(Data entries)
· · · ·
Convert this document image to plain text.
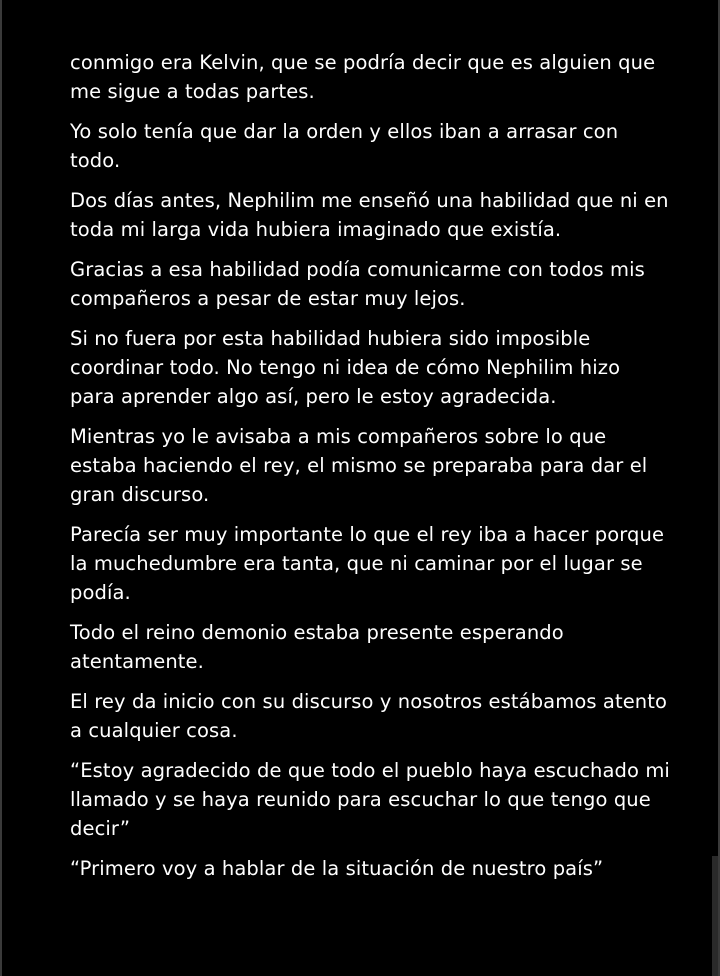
conmigo era Kelvin, que se podría decir que es alguien que me sigue a todas partes.

Yo solo tenía que dar la orden y ellos iban a arrasar con todo.

Dos días antes, Nephilim me enseñó una habilidad que ni en toda mi larga vida hubiera imaginado que existía.

Gracias a esa habilidad podía comunicarme con todos mis compañeros a pesar de estar muy lejos.

Si no fuera por esta habilidad hubiera sido imposible coordinar todo. No tengo ni idea de cómo Nephilim hizo para aprender algo así, pero le estoy agradecida.

Mientras yo le avisaba a mis compañeros sobre lo que estaba haciendo el rey, el mismo se preparaba para dar el gran discurso.

Parecía ser muy importante lo que el rey iba a hacer porque la muchedumbre era tanta, que ni caminar por el lugar se podía.

Todo el reino demonio estaba presente esperando atentamente.

El rey da inicio con su discurso y nosotros estábamos atento a cualquier cosa.

“Estoy agradecido de que todo el pueblo haya escuchado mi llamado y se haya reunido para escuchar lo que tengo que decir”

“Primero voy a hablar de la situación de nuestro país”
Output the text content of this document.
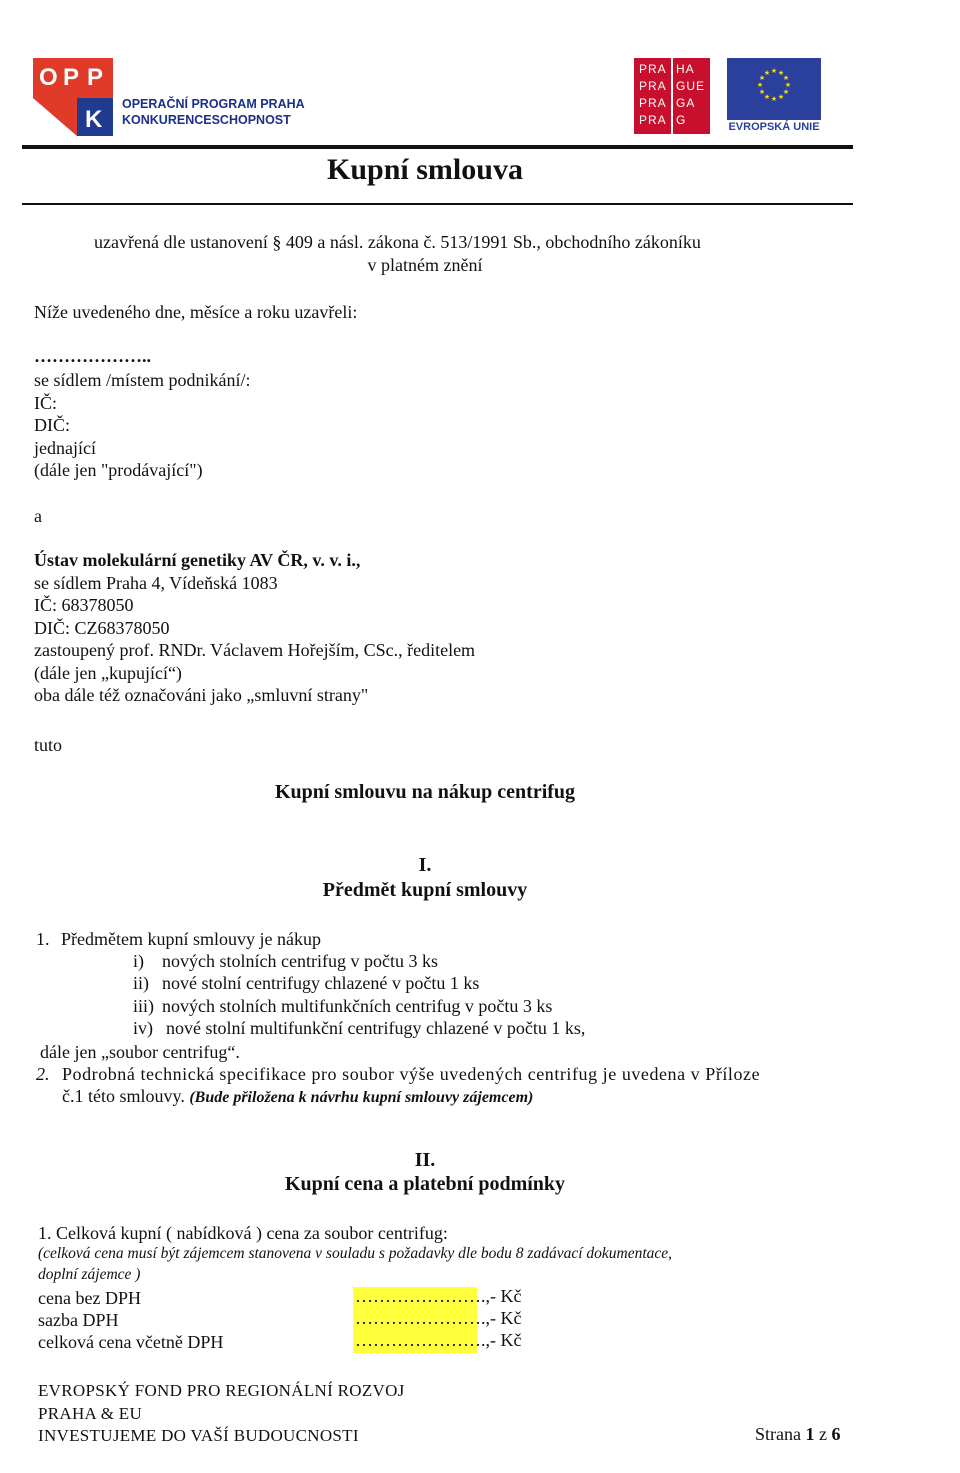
O P P
K
OPERAČNÍ PROGRAM PRAHA
KONKURENCESCHOPNOST
PRA
PRA
PRA
PRA
HA
GUE
GA
G
★ ★
★
★
★
★
★
★
★
★
★
★
EVROPSKÁ UNIE
Kupní smlouva
uzavřená dle ustanovení § 409 a násl. zákona č. 513/1991 Sb., obchodního zákoníku
v platném znění
Níže uvedeného dne, měsíce a roku uzavřeli:
………………..
se sídlem /místem podnikání/:
IČ:
DIČ:
jednající
(dále jen "prodávající")
a
Ústav molekulární genetiky AV ČR, v. v. i.,
se sídlem Praha 4, Vídeňská 1083
IČ: 68378050
DIČ: CZ68378050
zastoupený prof. RNDr. Václavem Hořejším, CSc., ředitelem
(dále jen „kupující“)
oba dále též označováni jako „smluvní strany"
tuto
Kupní smlouvu na nákup centrifug
I.
Předmět kupní smlouvy
1. Předmětem kupní smlouvy je nákup
i) nových stolních centrifug v počtu 3 ks
ii) nové stolní centrifugy chlazené v počtu 1 ks
iii) nových stolních multifunkčních centrifug v počtu 3 ks
iv) nové stolní multifunkční centrifugy chlazené v počtu 1 ks,
dále jen „soubor centrifug“.
2. Podrobná technická specifikace pro soubor výše uvedených centrifug je uvedena v Příloze
č.1 této smlouvy. (Bude přiložena k návrhu kupní smlouvy zájemcem)
II.
Kupní cena a platební podmínky
1. Celková kupní ( nabídková ) cena za soubor centrifug:
(celková cena musí být zájemcem stanovena v souladu s požadavky dle bodu 8 zadávací dokumentace,
doplní zájemce )
cena bez DPH	………………….,- Kč
sazba DPH	………………….,- Kč
celková cena včetně DPH	………………….,- Kč
EVROPSKÝ FOND PRO REGIONÁLNÍ ROZVOJ
PRAHA & EU
INVESTUJEME DO VAŠÍ BUDOUCNOSTI	Strana 1 z 6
· · · ·
Reproduce all the records verbatim, excluding images.

**SOLVED PROBLEM**
Convert this document image to plain text.
conmigo era Kelvin, que se podría decir que es alguien que me sigue a todas partes.

Yo solo tenía que dar la orden y ellos iban a arrasar con todo.

Dos días antes, Nephilim me enseñó una habilidad que ni en toda mi larga vida hubiera imaginado que existía.

Gracias a esa habilidad podía comunicarme con todos mis compañeros a pesar de estar muy lejos.

Si no fuera por esta habilidad hubiera sido imposible coordinar todo. No tengo ni idea de cómo Nephilim hizo para aprender algo así, pero le estoy agradecida.

Mientras yo le avisaba a mis compañeros sobre lo que estaba haciendo el rey, el mismo se preparaba para dar el gran discurso.

Parecía ser muy importante lo que el rey iba a hacer porque la muchedumbre era tanta, que ni caminar por el lugar se podía.

Todo el reino demonio estaba presente esperando atentamente.

El rey da inicio con su discurso y nosotros estábamos atento a cualquier cosa.

“Estoy agradecido de que todo el pueblo haya escuchado mi llamado y se haya reunido para escuchar lo que tengo que decir”

“Primero voy a hablar de la situación de nuestro país”
Output the text content of this document.
O P P
K
OPERAČNÍ PROGRAM PRAHA
KONKURENCESCHOPNOST
PRA
PRA
PRA
PRA
HA
GUE
GA
G
★ ★
★
★
★
★
★
★
★
★
★
★
EVROPSKÁ UNIE
Kupní smlouva
uzavřená dle ustanovení § 409 a násl. zákona č. 513/1991 Sb., obchodního zákoníku
v platném znění
Níže uvedeného dne, měsíce a roku uzavřeli:
………………..
se sídlem /místem podnikání/:
IČ:
DIČ:
jednající
(dále jen "prodávající")
a
Ústav molekulární genetiky AV ČR, v. v. i.,
se sídlem Praha 4, Vídeňská 1083
IČ: 68378050
DIČ: CZ68378050
zastoupený prof. RNDr. Václavem Hořejším, CSc., ředitelem
(dále jen „kupující“)
oba dále též označováni jako „smluvní strany"
tuto
Kupní smlouvu na nákup centrifug
I.
Předmět kupní smlouvy
1. Předmětem kupní smlouvy je nákup
i) nových stolních centrifug v počtu 3 ks
ii) nové stolní centrifugy chlazené v počtu 1 ks
iii) nových stolních multifunkčních centrifug v počtu 3 ks
iv) nové stolní multifunkční centrifugy chlazené v počtu 1 ks,
dále jen „soubor centrifug“.
2. Podrobná technická specifikace pro soubor výše uvedených centrifug je uvedena v Příloze
č.1 této smlouvy. (Bude přiložena k návrhu kupní smlouvy zájemcem)
II.
Kupní cena a platební podmínky
1. Celková kupní ( nabídková ) cena za soubor centrifug:
(celková cena musí být zájemcem stanovena v souladu s požadavky dle bodu 8 zadávací dokumentace,
doplní zájemce )
cena bez DPH	………………….,- Kč
sazba DPH	………………….,- Kč
celková cena včetně DPH	………………….,- Kč
EVROPSKÝ FOND PRO REGIONÁLNÍ ROZVOJ
PRAHA & EU
INVESTUJEME DO VAŠÍ BUDOUCNOSTI	Strana 1 z 6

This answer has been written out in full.